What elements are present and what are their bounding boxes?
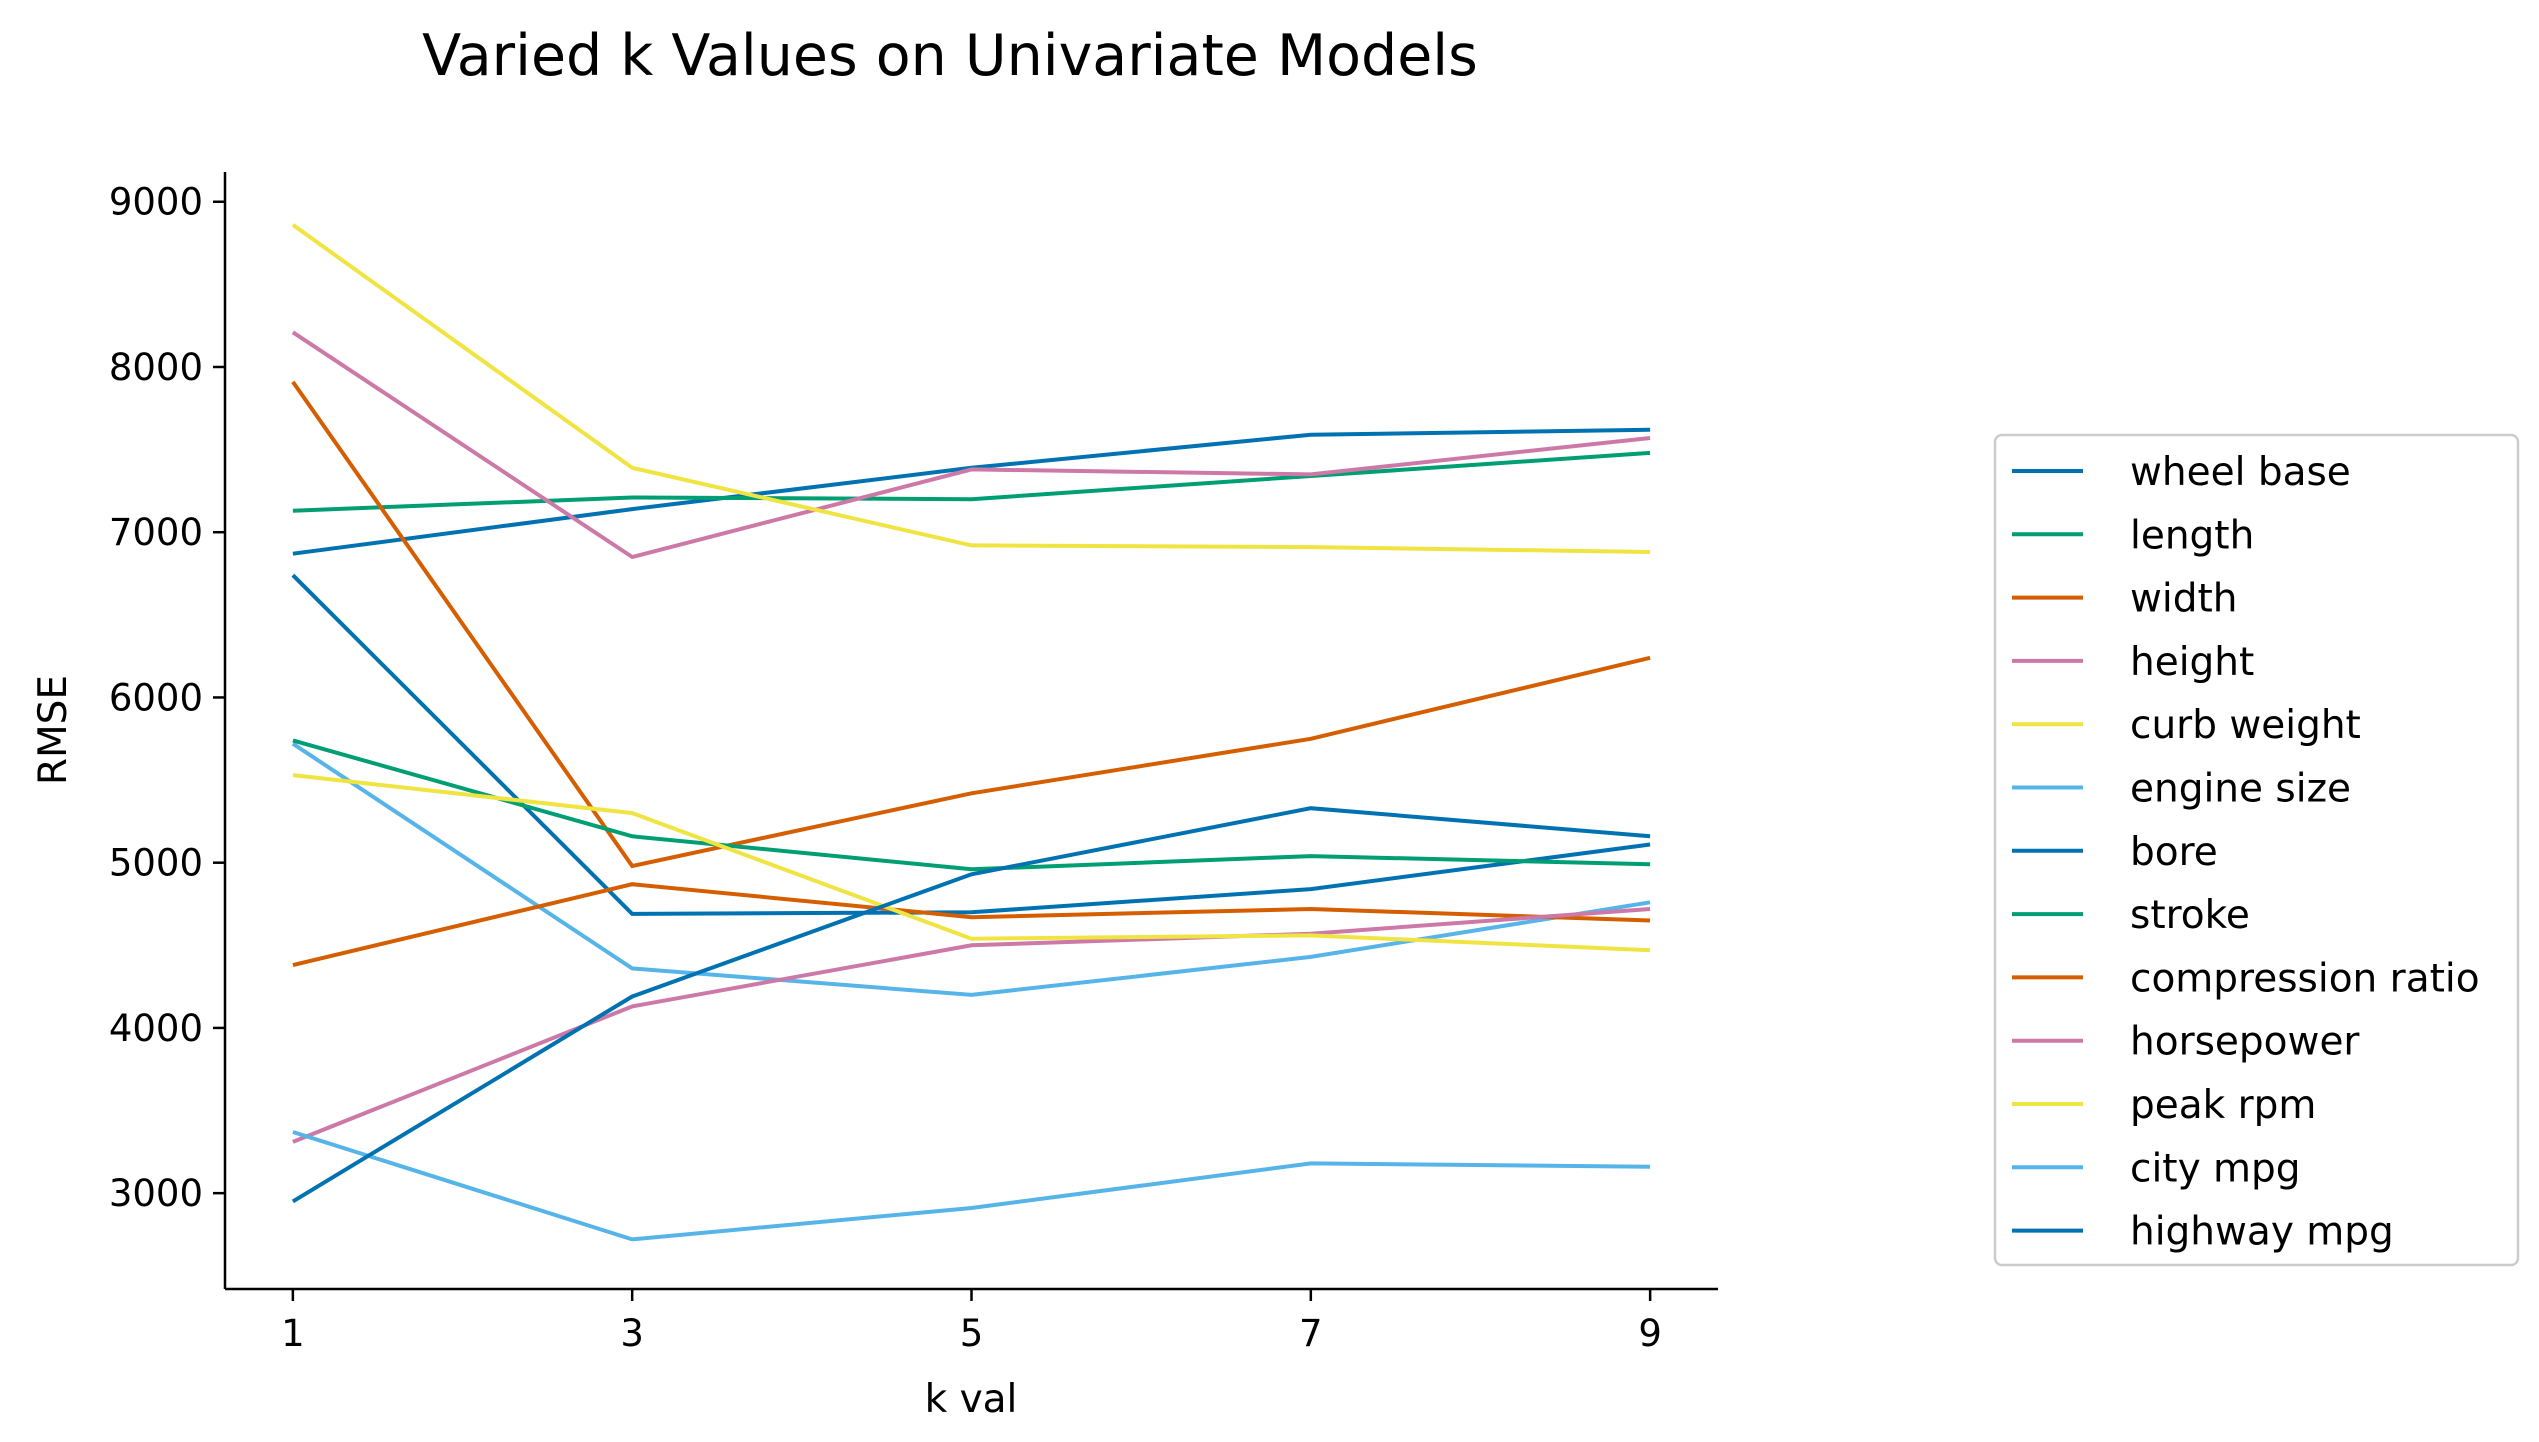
x-tick-label: 5 [960,1312,984,1355]
legend-label: stroke [2130,893,2250,938]
series-line-peak-rpm [292,773,1651,953]
series-line-wheel-base [292,427,1651,556]
y-tick-label: 7000 [109,511,203,554]
legend-label: curb weight [2130,703,2361,748]
series-line-compression-ratio [292,882,1651,968]
y-axis-label: RMSE [31,675,76,785]
series-line-horsepower [292,907,1651,1144]
legend-label: height [2130,640,2254,685]
x-tick-label: 9 [1638,1312,1662,1355]
x-tick-label: 1 [281,1312,305,1355]
legend-label: bore [2130,830,2218,875]
legend-label: peak rpm [2130,1083,2316,1128]
legend-label: width [2130,577,2238,622]
legend: wheel base length width height curb weight en… [1993,433,2520,1267]
legend-label: engine size [2130,767,2351,812]
legend-label: length [2130,513,2254,558]
series-line-stroke [292,738,1651,872]
x-axis-ticks: 1 3 5 7 9 [281,1289,1662,1355]
legend-frame [1993,433,2520,1267]
series-line-highway-mpg [291,806,1651,1204]
chart-title: Varied k Values on Univariate Models [422,23,1478,89]
x-tick-label: 3 [620,1312,644,1355]
legend-label: highway mpg [2130,1210,2394,1255]
x-tick-label: 7 [1299,1312,1323,1355]
y-tick-label: 5000 [109,842,203,885]
y-tick-label: 9000 [109,181,203,224]
legend-label: city mpg [2130,1146,2301,1191]
legend-label: wheel base [2130,450,2351,495]
series-line-height [291,330,1651,560]
legend-label: compression ratio [2130,956,2480,1001]
x-axis-label: k val [925,1377,1018,1422]
series-line-length [292,450,1651,513]
series-line-bore [291,573,1651,916]
series-layer [291,223,1651,1242]
series-line-city-mpg [292,1130,1651,1242]
series-line-width [291,380,1651,869]
y-axis-ticks: 3000 4000 5000 6000 7000 8000 9000 [109,181,225,1215]
y-tick-label: 3000 [109,1172,203,1215]
series-line-curb-weight [291,223,1651,554]
y-tick-label: 8000 [109,346,203,389]
y-tick-label: 6000 [109,676,203,719]
y-tick-label: 4000 [109,1007,203,1050]
legend-label: horsepower [2130,1020,2360,1065]
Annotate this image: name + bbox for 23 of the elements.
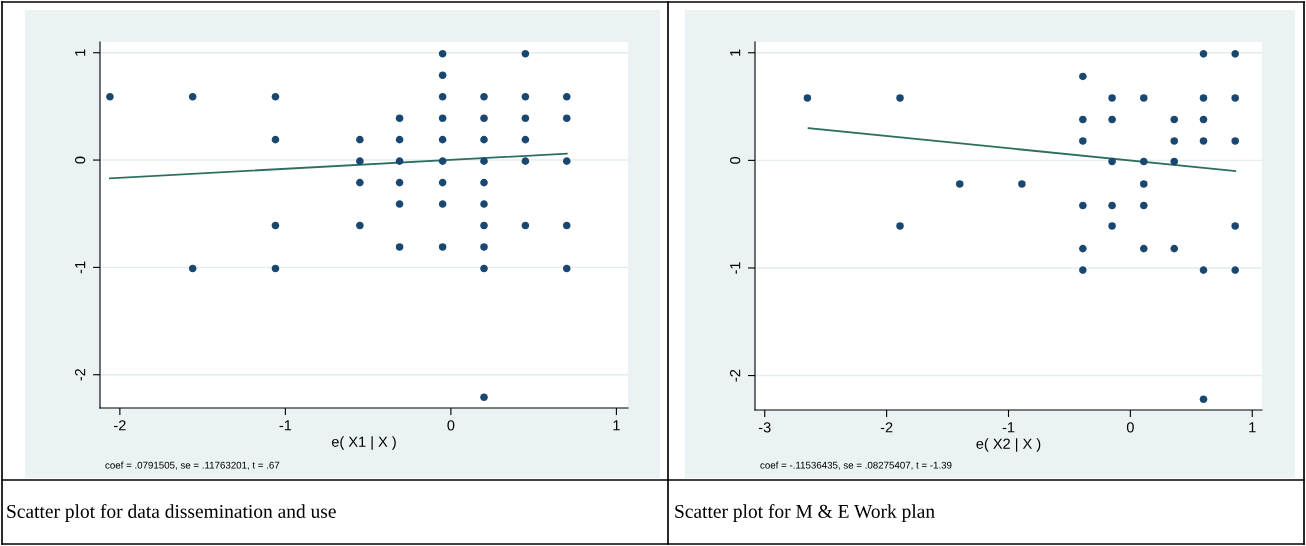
y-tick-label: -2 [74, 368, 86, 381]
x-tick-label: -2 [880, 422, 893, 433]
x-axis-title: e( X2 | X ) [976, 438, 1041, 452]
text: Scatter plot for M & E Work plan [675, 504, 935, 522]
x-tick-label: 1 [613, 420, 620, 431]
text: coef = .0791505, se = .11763201, t = .67 [105, 461, 280, 470]
y-tick-label: -1 [730, 262, 741, 274]
y-tick-label: 0 [74, 156, 86, 164]
x-tick-label: -3 [758, 422, 771, 433]
y-tick-label: 0 [729, 156, 741, 164]
y-tick-label: -1 [75, 261, 86, 274]
y-tick-label: 1 [730, 49, 741, 56]
y-tick-label: 1 [75, 49, 86, 56]
x-axis-title: e( X1 | X ) [331, 436, 396, 450]
text: Scatter plot for data dissemination and use [7, 504, 336, 522]
x-tick-label: -2 [114, 420, 126, 431]
y-tick-label: -2 [729, 369, 741, 382]
x-tick-label: -1 [279, 420, 292, 431]
text: coef = -.11536435, se = .08275407, t = -1.39 [760, 461, 952, 470]
x-tick-label: -1 [1002, 422, 1015, 433]
x-tick-label: 0 [447, 420, 455, 431]
x-tick-label: 1 [1249, 422, 1256, 433]
x-tick-label: 0 [1126, 422, 1134, 433]
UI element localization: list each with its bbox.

§

▶ DIRECTIVE:
Copy all of the data above line for line, with no changes. Leave the pictures out.

▶ WORKED ANSWER:
What elements are present and what are their bounding boxes?
x-tick-label: 5 [960,1312,984,1355]
legend-label: stroke [2130,893,2250,938]
series-line-peak-rpm [292,773,1651,953]
series-line-wheel-base [292,427,1651,556]
y-tick-label: 7000 [109,511,203,554]
legend-label: curb weight [2130,703,2361,748]
series-line-compression-ratio [292,882,1651,968]
y-axis-label: RMSE [31,675,76,785]
series-line-horsepower [292,907,1651,1144]
legend-label: height [2130,640,2254,685]
x-tick-label: 9 [1638,1312,1662,1355]
x-tick-label: 1 [281,1312,305,1355]
legend-label: bore [2130,830,2218,875]
legend-label: peak rpm [2130,1083,2316,1128]
legend-label: width [2130,577,2238,622]
legend: wheel base length width height curb weight en… [1993,433,2520,1267]
legend-label: engine size [2130,767,2351,812]
legend-label: length [2130,513,2254,558]
series-line-stroke [292,738,1651,872]
x-axis-ticks: 1 3 5 7 9 [281,1289,1662,1355]
legend-frame [1993,433,2520,1267]
series-line-highway-mpg [291,806,1651,1204]
chart-title: Varied k Values on Univariate Models [422,23,1478,89]
x-tick-label: 3 [620,1312,644,1355]
legend-label: highway mpg [2130,1210,2394,1255]
x-tick-label: 7 [1299,1312,1323,1355]
y-tick-label: 5000 [109,842,203,885]
y-tick-label: 9000 [109,181,203,224]
legend-label: city mpg [2130,1146,2301,1191]
legend-label: wheel base [2130,450,2351,495]
series-line-height [291,330,1651,560]
legend-label: compression ratio [2130,956,2480,1001]
x-axis-label: k val [925,1377,1018,1422]
series-line-length [292,450,1651,513]
series-line-bore [291,573,1651,916]
series-layer [291,223,1651,1242]
series-line-city-mpg [292,1130,1651,1242]
series-line-width [291,380,1651,869]
y-axis-ticks: 3000 4000 5000 6000 7000 8000 9000 [109,181,225,1215]
y-tick-label: 3000 [109,1172,203,1215]
series-line-curb-weight [291,223,1651,554]
y-tick-label: 8000 [109,346,203,389]
y-tick-label: 6000 [109,676,203,719]
y-tick-label: 4000 [109,1007,203,1050]
legend-label: horsepower [2130,1020,2360,1065]
Annotate this image: name + bbox for 23 of the elements.
y-tick-label: -2 [74, 368, 86, 381]
x-tick-label: -2 [880, 422, 893, 433]
x-axis-title: e( X2 | X ) [976, 438, 1041, 452]
text: Scatter plot for M & E Work plan [675, 504, 935, 522]
x-tick-label: 1 [613, 420, 620, 431]
text: coef = .0791505, se = .11763201, t = .67 [105, 461, 280, 470]
y-tick-label: -1 [730, 262, 741, 274]
y-tick-label: 0 [74, 156, 86, 164]
x-tick-label: -3 [758, 422, 771, 433]
y-tick-label: 0 [729, 156, 741, 164]
y-tick-label: -1 [75, 261, 86, 274]
y-tick-label: 1 [730, 49, 741, 56]
y-tick-label: 1 [75, 49, 86, 56]
x-axis-title: e( X1 | X ) [331, 436, 396, 450]
text: Scatter plot for data dissemination and use [7, 504, 336, 522]
x-tick-label: -2 [114, 420, 126, 431]
y-tick-label: -2 [729, 369, 741, 382]
x-tick-label: -1 [279, 420, 292, 431]
text: coef = -.11536435, se = .08275407, t = -1.39 [760, 461, 952, 470]
x-tick-label: -1 [1002, 422, 1015, 433]
x-tick-label: 0 [447, 420, 455, 431]
x-tick-label: 1 [1249, 422, 1256, 433]
x-tick-label: 0 [1126, 422, 1134, 433]
UI element localization: list each with its bbox.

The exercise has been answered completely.